═════ DATASET ENTRIES ═════

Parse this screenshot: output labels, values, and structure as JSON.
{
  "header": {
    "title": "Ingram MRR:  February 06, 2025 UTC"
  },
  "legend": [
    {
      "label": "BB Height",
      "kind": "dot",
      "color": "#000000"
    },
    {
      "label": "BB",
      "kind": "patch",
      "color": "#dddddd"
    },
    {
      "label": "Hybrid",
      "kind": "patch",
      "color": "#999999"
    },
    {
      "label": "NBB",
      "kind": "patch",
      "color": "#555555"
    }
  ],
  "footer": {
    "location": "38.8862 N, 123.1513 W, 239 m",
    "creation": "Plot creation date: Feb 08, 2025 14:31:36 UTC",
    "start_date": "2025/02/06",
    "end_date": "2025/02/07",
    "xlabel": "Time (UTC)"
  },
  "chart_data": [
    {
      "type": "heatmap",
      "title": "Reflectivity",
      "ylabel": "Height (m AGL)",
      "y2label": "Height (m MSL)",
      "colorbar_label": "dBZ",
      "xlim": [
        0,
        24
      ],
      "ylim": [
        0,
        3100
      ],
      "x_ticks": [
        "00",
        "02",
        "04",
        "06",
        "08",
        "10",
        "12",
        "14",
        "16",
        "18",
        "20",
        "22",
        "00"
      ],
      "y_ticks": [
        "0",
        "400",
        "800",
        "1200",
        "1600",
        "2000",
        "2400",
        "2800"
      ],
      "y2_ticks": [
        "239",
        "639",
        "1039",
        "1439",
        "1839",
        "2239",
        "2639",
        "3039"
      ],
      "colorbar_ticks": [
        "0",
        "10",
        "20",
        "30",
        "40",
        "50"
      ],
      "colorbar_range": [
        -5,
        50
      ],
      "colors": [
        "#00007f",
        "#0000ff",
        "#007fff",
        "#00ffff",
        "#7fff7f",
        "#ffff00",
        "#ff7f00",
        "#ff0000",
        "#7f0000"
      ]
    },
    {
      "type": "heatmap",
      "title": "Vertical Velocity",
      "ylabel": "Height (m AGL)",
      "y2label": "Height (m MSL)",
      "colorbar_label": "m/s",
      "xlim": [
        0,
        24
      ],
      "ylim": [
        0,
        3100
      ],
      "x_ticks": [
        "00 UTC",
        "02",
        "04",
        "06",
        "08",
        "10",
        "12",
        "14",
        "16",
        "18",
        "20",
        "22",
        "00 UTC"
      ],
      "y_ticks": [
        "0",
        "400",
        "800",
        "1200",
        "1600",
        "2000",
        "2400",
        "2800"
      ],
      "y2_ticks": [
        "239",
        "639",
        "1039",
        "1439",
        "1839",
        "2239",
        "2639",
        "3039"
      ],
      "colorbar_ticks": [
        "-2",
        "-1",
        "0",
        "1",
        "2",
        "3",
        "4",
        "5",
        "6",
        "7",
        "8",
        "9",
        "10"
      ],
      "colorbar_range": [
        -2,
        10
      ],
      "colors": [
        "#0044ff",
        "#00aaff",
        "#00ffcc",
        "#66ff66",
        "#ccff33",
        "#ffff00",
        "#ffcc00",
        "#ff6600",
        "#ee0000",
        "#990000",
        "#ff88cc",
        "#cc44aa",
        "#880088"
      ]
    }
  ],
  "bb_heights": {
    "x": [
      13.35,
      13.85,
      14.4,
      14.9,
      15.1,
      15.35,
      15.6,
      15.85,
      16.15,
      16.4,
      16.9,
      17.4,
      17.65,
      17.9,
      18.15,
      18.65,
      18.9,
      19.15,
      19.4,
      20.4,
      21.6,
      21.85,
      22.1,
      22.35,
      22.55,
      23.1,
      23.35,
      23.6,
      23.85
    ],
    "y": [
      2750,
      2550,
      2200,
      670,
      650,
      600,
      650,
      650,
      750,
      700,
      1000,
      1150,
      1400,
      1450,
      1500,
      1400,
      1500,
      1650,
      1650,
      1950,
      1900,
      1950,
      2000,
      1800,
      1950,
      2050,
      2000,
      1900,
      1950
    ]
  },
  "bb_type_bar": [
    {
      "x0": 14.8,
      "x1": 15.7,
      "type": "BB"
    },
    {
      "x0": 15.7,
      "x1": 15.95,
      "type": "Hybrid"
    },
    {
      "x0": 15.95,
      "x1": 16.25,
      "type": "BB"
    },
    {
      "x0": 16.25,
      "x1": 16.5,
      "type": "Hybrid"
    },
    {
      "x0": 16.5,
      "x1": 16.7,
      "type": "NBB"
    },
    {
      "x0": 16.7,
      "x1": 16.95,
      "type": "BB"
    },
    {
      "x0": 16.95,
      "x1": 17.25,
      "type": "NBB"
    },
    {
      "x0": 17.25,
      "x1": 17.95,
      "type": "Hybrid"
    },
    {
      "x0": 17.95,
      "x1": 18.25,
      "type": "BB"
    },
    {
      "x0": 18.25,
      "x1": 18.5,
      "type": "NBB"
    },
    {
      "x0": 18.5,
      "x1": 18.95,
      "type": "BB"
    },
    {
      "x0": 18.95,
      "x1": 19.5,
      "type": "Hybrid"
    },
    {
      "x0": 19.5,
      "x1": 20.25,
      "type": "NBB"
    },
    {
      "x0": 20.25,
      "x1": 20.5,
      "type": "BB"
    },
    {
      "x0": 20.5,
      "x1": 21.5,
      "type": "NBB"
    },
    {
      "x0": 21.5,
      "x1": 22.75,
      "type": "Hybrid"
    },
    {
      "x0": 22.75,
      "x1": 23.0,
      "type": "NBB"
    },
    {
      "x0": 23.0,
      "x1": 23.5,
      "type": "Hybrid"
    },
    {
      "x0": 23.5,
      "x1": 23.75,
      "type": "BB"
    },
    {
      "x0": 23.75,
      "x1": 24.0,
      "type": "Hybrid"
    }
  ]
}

═════

Quote every record above exactly.

● **EXPECTED OUTPUT**
Parse this screenshot: output labels, values, and structure as JSON.
{
  "header": {
    "title": "Ingram MRR:  February 06, 2025 UTC"
  },
  "legend": [
    {
      "label": "BB Height",
      "kind": "dot",
      "color": "#000000"
    },
    {
      "label": "BB",
      "kind": "patch",
      "color": "#dddddd"
    },
    {
      "label": "Hybrid",
      "kind": "patch",
      "color": "#999999"
    },
    {
      "label": "NBB",
      "kind": "patch",
      "color": "#555555"
    }
  ],
  "footer": {
    "location": "38.8862 N, 123.1513 W, 239 m",
    "creation": "Plot creation date: Feb 08, 2025 14:31:36 UTC",
    "start_date": "2025/02/06",
    "end_date": "2025/02/07",
    "xlabel": "Time (UTC)"
  },
  "chart_data": [
    {
      "type": "heatmap",
      "title": "Reflectivity",
      "ylabel": "Height (m AGL)",
      "y2label": "Height (m MSL)",
      "colorbar_label": "dBZ",
      "xlim": [
        0,
        24
      ],
      "ylim": [
        0,
        3100
      ],
      "x_ticks": [
        "00",
        "02",
        "04",
        "06",
        "08",
        "10",
        "12",
        "14",
        "16",
        "18",
        "20",
        "22",
        "00"
      ],
      "y_ticks": [
        "0",
        "400",
        "800",
        "1200",
        "1600",
        "2000",
        "2400",
        "2800"
      ],
      "y2_ticks": [
        "239",
        "639",
        "1039",
        "1439",
        "1839",
        "2239",
        "2639",
        "3039"
      ],
      "colorbar_ticks": [
        "0",
        "10",
        "20",
        "30",
        "40",
        "50"
      ],
      "colorbar_range": [
        -5,
        50
      ],
      "colors": [
        "#00007f",
        "#0000ff",
        "#007fff",
        "#00ffff",
        "#7fff7f",
        "#ffff00",
        "#ff7f00",
        "#ff0000",
        "#7f0000"
      ]
    },
    {
      "type": "heatmap",
      "title": "Vertical Velocity",
      "ylabel": "Height (m AGL)",
      "y2label": "Height (m MSL)",
      "colorbar_label": "m/s",
      "xlim": [
        0,
        24
      ],
      "ylim": [
        0,
        3100
      ],
      "x_ticks": [
        "00 UTC",
        "02",
        "04",
        "06",
        "08",
        "10",
        "12",
        "14",
        "16",
        "18",
        "20",
        "22",
        "00 UTC"
      ],
      "y_ticks": [
        "0",
        "400",
        "800",
        "1200",
        "1600",
        "2000",
        "2400",
        "2800"
      ],
      "y2_ticks": [
        "239",
        "639",
        "1039",
        "1439",
        "1839",
        "2239",
        "2639",
        "3039"
      ],
      "colorbar_ticks": [
        "-2",
        "-1",
        "0",
        "1",
        "2",
        "3",
        "4",
        "5",
        "6",
        "7",
        "8",
        "9",
        "10"
      ],
      "colorbar_range": [
        -2,
        10
      ],
      "colors": [
        "#0044ff",
        "#00aaff",
        "#00ffcc",
        "#66ff66",
        "#ccff33",
        "#ffff00",
        "#ffcc00",
        "#ff6600",
        "#ee0000",
        "#990000",
        "#ff88cc",
        "#cc44aa",
        "#880088"
      ]
    }
  ],
  "bb_heights": {
    "x": [
      13.35,
      13.85,
      14.4,
      14.9,
      15.1,
      15.35,
      15.6,
      15.85,
      16.15,
      16.4,
      16.9,
      17.4,
      17.65,
      17.9,
      18.15,
      18.65,
      18.9,
      19.15,
      19.4,
      20.4,
      21.6,
      21.85,
      22.1,
      22.35,
      22.55,
      23.1,
      23.35,
      23.6,
      23.85
    ],
    "y": [
      2750,
      2550,
      2200,
      670,
      650,
      600,
      650,
      650,
      750,
      700,
      1000,
      1150,
      1400,
      1450,
      1500,
      1400,
      1500,
      1650,
      1650,
      1950,
      1900,
      1950,
      2000,
      1800,
      1950,
      2050,
      2000,
      1900,
      1950
    ]
  },
  "bb_type_bar": [
    {
      "x0": 14.8,
      "x1": 15.7,
      "type": "BB"
    },
    {
      "x0": 15.7,
      "x1": 15.95,
      "type": "Hybrid"
    },
    {
      "x0": 15.95,
      "x1": 16.25,
      "type": "BB"
    },
    {
      "x0": 16.25,
      "x1": 16.5,
      "type": "Hybrid"
    },
    {
      "x0": 16.5,
      "x1": 16.7,
      "type": "NBB"
    },
    {
      "x0": 16.7,
      "x1": 16.95,
      "type": "BB"
    },
    {
      "x0": 16.95,
      "x1": 17.25,
      "type": "NBB"
    },
    {
      "x0": 17.25,
      "x1": 17.95,
      "type": "Hybrid"
    },
    {
      "x0": 17.95,
      "x1": 18.25,
      "type": "BB"
    },
    {
      "x0": 18.25,
      "x1": 18.5,
      "type": "NBB"
    },
    {
      "x0": 18.5,
      "x1": 18.95,
      "type": "BB"
    },
    {
      "x0": 18.95,
      "x1": 19.5,
      "type": "Hybrid"
    },
    {
      "x0": 19.5,
      "x1": 20.25,
      "type": "NBB"
    },
    {
      "x0": 20.25,
      "x1": 20.5,
      "type": "BB"
    },
    {
      "x0": 20.5,
      "x1": 21.5,
      "type": "NBB"
    },
    {
      "x0": 21.5,
      "x1": 22.75,
      "type": "Hybrid"
    },
    {
      "x0": 22.75,
      "x1": 23.0,
      "type": "NBB"
    },
    {
      "x0": 23.0,
      "x1": 23.5,
      "type": "Hybrid"
    },
    {
      "x0": 23.5,
      "x1": 23.75,
      "type": "BB"
    },
    {
      "x0": 23.75,
      "x1": 24.0,
      "type": "Hybrid"
    }
  ]
}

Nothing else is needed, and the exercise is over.